Exercise description: Reproduce the records below exactly, leaving out any pictures.
## START Material to process
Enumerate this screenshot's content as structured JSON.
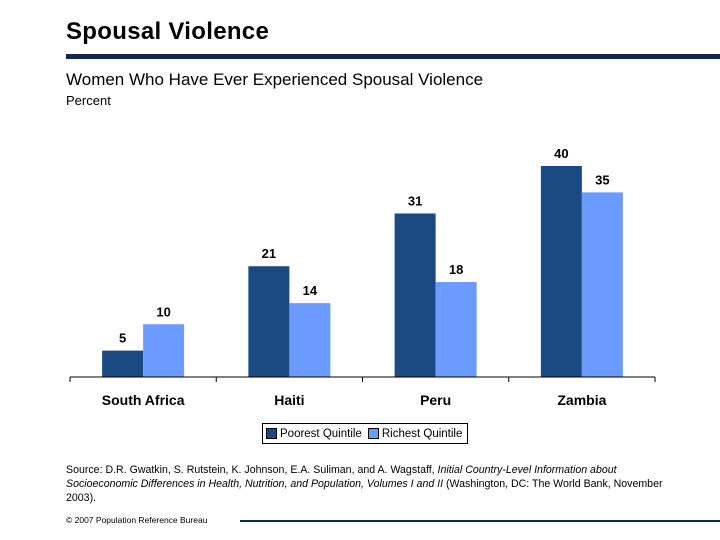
{
  "slide": {
    "title": "Spousal Violence",
    "footer": "© 2007 Population Reference Bureau"
  },
  "source": {
    "prefix": "Source: D.R. Gwatkin, S. Rutstein, K. Johnson, E.A. Suliman, and A. Wagstaff, ",
    "italic": "Initial Country-Level Information about Socioeconomic Differences in Health, Nutrition, and Population, Volumes I and II",
    "suffix": " (Washington, DC: The World Bank, November 2003)."
  },
  "chart_data": {
    "type": "bar",
    "title": "Women Who Have Ever Experienced Spousal Violence",
    "subtitle": "Percent",
    "categories": [
      "South Africa",
      "Haiti",
      "Peru",
      "Zambia"
    ],
    "series": [
      {
        "name": "Poorest Quintile",
        "values": [
          5,
          21,
          31,
          40
        ],
        "color": "#1b4a82"
      },
      {
        "name": "Richest Quintile",
        "values": [
          10,
          14,
          18,
          35
        ],
        "color": "#6b9bff"
      }
    ],
    "ylim": [
      0,
      40
    ],
    "grid": false,
    "legend_position": "bottom",
    "data_labels": true
  }
}
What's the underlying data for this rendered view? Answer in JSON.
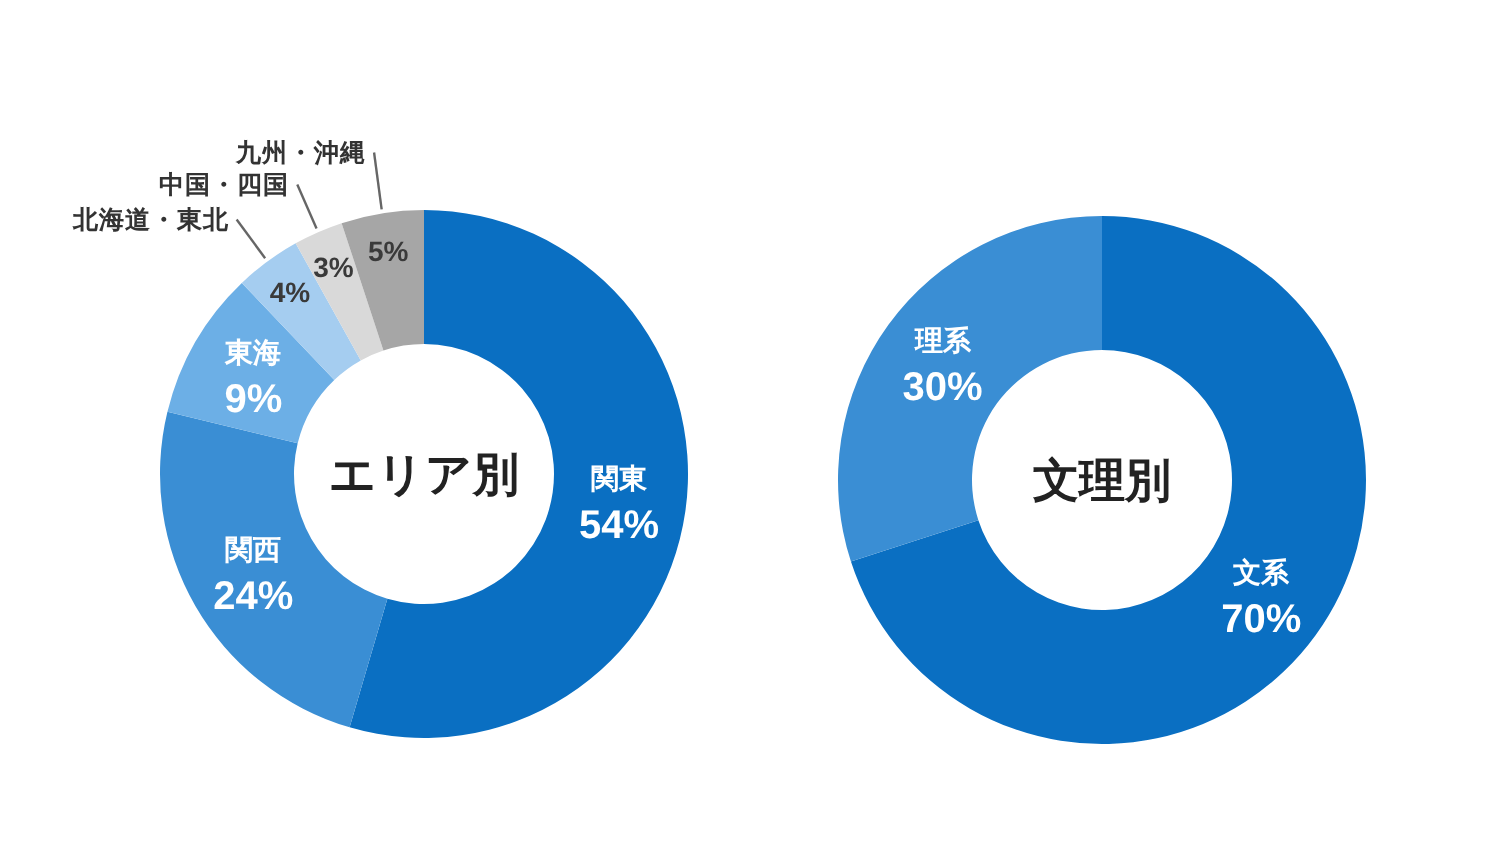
{
  "chart_data": [
    {
      "type": "donut",
      "title": "エリア別",
      "categories": [
        "関東",
        "関西",
        "東海",
        "北海道・東北",
        "中国・四国",
        "九州・沖縄"
      ],
      "values": [
        54,
        24,
        9,
        4,
        3,
        5
      ],
      "colors": [
        "#0a6fc2",
        "#3a8ed4",
        "#6cafe6",
        "#a5cdf0",
        "#d9d9d9",
        "#a6a6a6"
      ],
      "value_labels": [
        "54%",
        "24%",
        "9%",
        "4%",
        "3%",
        "5%"
      ]
    },
    {
      "type": "donut",
      "title": "文理別",
      "categories": [
        "文系",
        "理系"
      ],
      "values": [
        70,
        30
      ],
      "colors": [
        "#0a6fc2",
        "#3a8ed4"
      ],
      "value_labels": [
        "70%",
        "30%"
      ]
    }
  ]
}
## END Material to process
Finished task:
Enumerate this screenshot's content as structured JSON.
{
  "slide": {
    "title": "Spousal Violence",
    "footer": "© 2007 Population Reference Bureau"
  },
  "source": {
    "prefix": "Source: D.R. Gwatkin, S. Rutstein, K. Johnson, E.A. Suliman, and A. Wagstaff, ",
    "italic": "Initial Country-Level Information about Socioeconomic Differences in Health, Nutrition, and Population, Volumes I and II",
    "suffix": " (Washington, DC: The World Bank, November 2003)."
  },
  "chart_data": {
    "type": "bar",
    "title": "Women Who Have Ever Experienced Spousal Violence",
    "subtitle": "Percent",
    "categories": [
      "South Africa",
      "Haiti",
      "Peru",
      "Zambia"
    ],
    "series": [
      {
        "name": "Poorest Quintile",
        "values": [
          5,
          21,
          31,
          40
        ],
        "color": "#1b4a82"
      },
      {
        "name": "Richest Quintile",
        "values": [
          10,
          14,
          18,
          35
        ],
        "color": "#6b9bff"
      }
    ],
    "ylim": [
      0,
      40
    ],
    "grid": false,
    "legend_position": "bottom",
    "data_labels": true
  }
}
What's the underlying data for this rendered view? Answer in JSON.
{
  "chart_data": [
    {
      "type": "donut",
      "title": "エリア別",
      "categories": [
        "関東",
        "関西",
        "東海",
        "北海道・東北",
        "中国・四国",
        "九州・沖縄"
      ],
      "values": [
        54,
        24,
        9,
        4,
        3,
        5
      ],
      "colors": [
        "#0a6fc2",
        "#3a8ed4",
        "#6cafe6",
        "#a5cdf0",
        "#d9d9d9",
        "#a6a6a6"
      ],
      "value_labels": [
        "54%",
        "24%",
        "9%",
        "4%",
        "3%",
        "5%"
      ]
    },
    {
      "type": "donut",
      "title": "文理別",
      "categories": [
        "文系",
        "理系"
      ],
      "values": [
        70,
        30
      ],
      "colors": [
        "#0a6fc2",
        "#3a8ed4"
      ],
      "value_labels": [
        "70%",
        "30%"
      ]
    }
  ]
}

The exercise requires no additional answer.